Exercise aim
Extract every line that includes the string "bedroom".

Recorded data:
──────────────────────────────
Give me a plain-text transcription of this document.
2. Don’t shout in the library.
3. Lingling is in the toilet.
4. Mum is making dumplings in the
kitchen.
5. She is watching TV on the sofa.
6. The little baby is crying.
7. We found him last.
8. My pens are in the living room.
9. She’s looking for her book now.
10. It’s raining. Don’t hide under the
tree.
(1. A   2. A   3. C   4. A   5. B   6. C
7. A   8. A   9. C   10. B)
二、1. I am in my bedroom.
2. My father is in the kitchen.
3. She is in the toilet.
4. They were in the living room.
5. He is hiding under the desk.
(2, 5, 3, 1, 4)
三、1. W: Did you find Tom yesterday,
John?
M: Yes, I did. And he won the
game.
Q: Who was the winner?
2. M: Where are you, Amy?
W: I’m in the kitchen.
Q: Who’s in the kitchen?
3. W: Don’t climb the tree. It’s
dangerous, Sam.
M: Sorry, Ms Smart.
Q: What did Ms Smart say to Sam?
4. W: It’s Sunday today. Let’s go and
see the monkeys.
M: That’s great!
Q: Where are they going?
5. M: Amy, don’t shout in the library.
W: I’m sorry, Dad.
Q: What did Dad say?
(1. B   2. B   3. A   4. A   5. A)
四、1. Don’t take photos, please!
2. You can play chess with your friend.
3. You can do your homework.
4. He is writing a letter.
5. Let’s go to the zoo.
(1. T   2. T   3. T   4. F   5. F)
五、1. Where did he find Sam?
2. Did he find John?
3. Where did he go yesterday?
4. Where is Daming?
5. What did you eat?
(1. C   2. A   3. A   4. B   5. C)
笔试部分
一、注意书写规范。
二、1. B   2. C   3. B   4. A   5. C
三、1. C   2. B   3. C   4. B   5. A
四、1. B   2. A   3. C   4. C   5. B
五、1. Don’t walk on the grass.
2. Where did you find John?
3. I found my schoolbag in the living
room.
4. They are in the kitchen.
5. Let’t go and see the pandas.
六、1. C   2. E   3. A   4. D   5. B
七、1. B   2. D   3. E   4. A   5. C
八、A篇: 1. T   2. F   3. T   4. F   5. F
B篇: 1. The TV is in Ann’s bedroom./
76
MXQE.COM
──────────────────────────────
Task output
二、1. I am in my bedroom.
B篇: 1. The TV is in Ann’s bedroom./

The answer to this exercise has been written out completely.